## What needs to be done
Reproduce the listing verbatim.

--- Data listing ---

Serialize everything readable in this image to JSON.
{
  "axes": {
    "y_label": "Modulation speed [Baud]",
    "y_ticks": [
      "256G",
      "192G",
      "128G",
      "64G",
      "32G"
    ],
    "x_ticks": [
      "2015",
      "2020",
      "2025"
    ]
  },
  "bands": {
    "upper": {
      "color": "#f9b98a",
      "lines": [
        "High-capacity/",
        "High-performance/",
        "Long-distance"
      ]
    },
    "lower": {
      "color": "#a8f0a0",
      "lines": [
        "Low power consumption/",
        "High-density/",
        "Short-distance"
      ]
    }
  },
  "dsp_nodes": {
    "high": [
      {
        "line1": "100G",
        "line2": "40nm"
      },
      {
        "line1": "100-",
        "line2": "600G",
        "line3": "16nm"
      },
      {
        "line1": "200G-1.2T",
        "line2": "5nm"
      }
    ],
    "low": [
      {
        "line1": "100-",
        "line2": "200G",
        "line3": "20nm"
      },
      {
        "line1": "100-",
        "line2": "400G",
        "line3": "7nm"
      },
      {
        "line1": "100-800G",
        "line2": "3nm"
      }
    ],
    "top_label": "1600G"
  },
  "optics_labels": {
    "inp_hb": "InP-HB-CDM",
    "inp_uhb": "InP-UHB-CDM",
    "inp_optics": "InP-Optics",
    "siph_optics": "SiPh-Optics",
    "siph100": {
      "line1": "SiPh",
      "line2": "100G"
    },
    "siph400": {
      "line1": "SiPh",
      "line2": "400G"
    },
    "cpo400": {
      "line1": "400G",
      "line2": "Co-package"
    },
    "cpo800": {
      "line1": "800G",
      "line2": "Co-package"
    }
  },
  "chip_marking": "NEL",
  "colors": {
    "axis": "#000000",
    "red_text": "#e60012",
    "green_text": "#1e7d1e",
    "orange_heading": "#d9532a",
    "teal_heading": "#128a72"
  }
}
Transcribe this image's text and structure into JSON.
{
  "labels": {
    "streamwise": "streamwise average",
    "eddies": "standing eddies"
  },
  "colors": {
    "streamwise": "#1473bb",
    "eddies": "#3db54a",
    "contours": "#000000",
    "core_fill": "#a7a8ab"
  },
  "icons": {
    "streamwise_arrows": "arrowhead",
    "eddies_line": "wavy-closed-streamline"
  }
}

---

## Output for this task
Serialize everything readable in this image to JSON.
{
  "axes": {
    "y_label": "Modulation speed [Baud]",
    "y_ticks": [
      "256G",
      "192G",
      "128G",
      "64G",
      "32G"
    ],
    "x_ticks": [
      "2015",
      "2020",
      "2025"
    ]
  },
  "bands": {
    "upper": {
      "color": "#f9b98a",
      "lines": [
        "High-capacity/",
        "High-performance/",
        "Long-distance"
      ]
    },
    "lower": {
      "color": "#a8f0a0",
      "lines": [
        "Low power consumption/",
        "High-density/",
        "Short-distance"
      ]
    }
  },
  "dsp_nodes": {
    "high": [
      {
        "line1": "100G",
        "line2": "40nm"
      },
      {
        "line1": "100-",
        "line2": "600G",
        "line3": "16nm"
      },
      {
        "line1": "200G-1.2T",
        "line2": "5nm"
      }
    ],
    "low": [
      {
        "line1": "100-",
        "line2": "200G",
        "line3": "20nm"
      },
      {
        "line1": "100-",
        "line2": "400G",
        "line3": "7nm"
      },
      {
        "line1": "100-800G",
        "line2": "3nm"
      }
    ],
    "top_label": "1600G"
  },
  "optics_labels": {
    "inp_hb": "InP-HB-CDM",
    "inp_uhb": "InP-UHB-CDM",
    "inp_optics": "InP-Optics",
    "siph_optics": "SiPh-Optics",
    "siph100": {
      "line1": "SiPh",
      "line2": "100G"
    },
    "siph400": {
      "line1": "SiPh",
      "line2": "400G"
    },
    "cpo400": {
      "line1": "400G",
      "line2": "Co-package"
    },
    "cpo800": {
      "line1": "800G",
      "line2": "Co-package"
    }
  },
  "chip_marking": "NEL",
  "colors": {
    "axis": "#000000",
    "red_text": "#e60012",
    "green_text": "#1e7d1e",
    "orange_heading": "#d9532a",
    "teal_heading": "#128a72"
  }
}
Transcribe this image's text and structure into JSON.
{
  "labels": {
    "streamwise": "streamwise average",
    "eddies": "standing eddies"
  },
  "colors": {
    "streamwise": "#1473bb",
    "eddies": "#3db54a",
    "contours": "#000000",
    "core_fill": "#a7a8ab"
  },
  "icons": {
    "streamwise_arrows": "arrowhead",
    "eddies_line": "wavy-closed-streamline"
  }
}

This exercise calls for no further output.